EXERCISE AIM: Your task is to repeat the entries exactly. Leave the pictures out.

##### INFORMATION SUPPLIED #####

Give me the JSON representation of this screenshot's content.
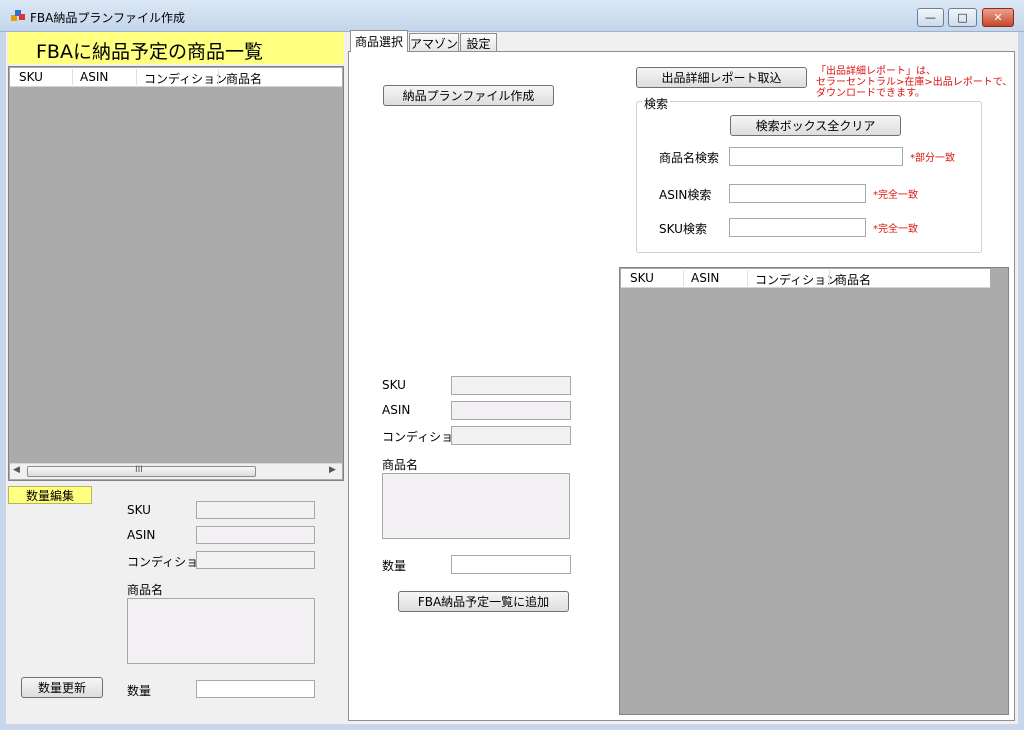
{
  "window": {
    "title": "FBA納品プランファイル作成",
    "controls": [
      "—",
      "□",
      "✕"
    ]
  },
  "left_panel": {
    "header": "FBAに納品予定の商品一覧",
    "list_columns": [
      "SKU",
      "ASIN",
      "コンディション",
      "商品名"
    ],
    "scroll_grip": "III",
    "edit_button": "数量編集",
    "fields": {
      "sku": "SKU",
      "asin": "ASIN",
      "condition": "コンディション",
      "name": "商品名",
      "qty": "数量"
    },
    "update_button": "数量更新"
  },
  "tabs": [
    {
      "label": "商品選択"
    },
    {
      "label": "アマゾン"
    },
    {
      "label": "設定"
    }
  ],
  "main": {
    "create_plan_button": "納品プランファイル作成",
    "import_report_button": "出品詳細レポート取込",
    "report_note": "「出品詳細レポート」は、\nセラーセントラル>在庫>出品レポートで、\nダウンロードできます。",
    "search": {
      "legend": "検索",
      "clear_button": "検索ボックス全クリア",
      "name_label": "商品名検索",
      "name_note": "*部分一致",
      "asin_label": "ASIN検索",
      "asin_note": "*完全一致",
      "sku_label": "SKU検索",
      "sku_note": "*完全一致"
    },
    "fields": {
      "sku": "SKU",
      "asin": "ASIN",
      "condition": "コンディション",
      "name": "商品名",
      "qty": "数量"
    },
    "add_button": "FBA納品予定一覧に追加",
    "list_columns": [
      "SKU",
      "ASIN",
      "コンディション",
      "商品名"
    ]
  }
}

#####

FINAL ANSWER:
Give me the JSON representation of this screenshot's content.
{
  "window": {
    "title": "FBA納品プランファイル作成",
    "controls": [
      "—",
      "□",
      "✕"
    ]
  },
  "left_panel": {
    "header": "FBAに納品予定の商品一覧",
    "list_columns": [
      "SKU",
      "ASIN",
      "コンディション",
      "商品名"
    ],
    "scroll_grip": "III",
    "edit_button": "数量編集",
    "fields": {
      "sku": "SKU",
      "asin": "ASIN",
      "condition": "コンディション",
      "name": "商品名",
      "qty": "数量"
    },
    "update_button": "数量更新"
  },
  "tabs": [
    {
      "label": "商品選択"
    },
    {
      "label": "アマゾン"
    },
    {
      "label": "設定"
    }
  ],
  "main": {
    "create_plan_button": "納品プランファイル作成",
    "import_report_button": "出品詳細レポート取込",
    "report_note": "「出品詳細レポート」は、\nセラーセントラル>在庫>出品レポートで、\nダウンロードできます。",
    "search": {
      "legend": "検索",
      "clear_button": "検索ボックス全クリア",
      "name_label": "商品名検索",
      "name_note": "*部分一致",
      "asin_label": "ASIN検索",
      "asin_note": "*完全一致",
      "sku_label": "SKU検索",
      "sku_note": "*完全一致"
    },
    "fields": {
      "sku": "SKU",
      "asin": "ASIN",
      "condition": "コンディション",
      "name": "商品名",
      "qty": "数量"
    },
    "add_button": "FBA納品予定一覧に追加",
    "list_columns": [
      "SKU",
      "ASIN",
      "コンディション",
      "商品名"
    ]
  }
}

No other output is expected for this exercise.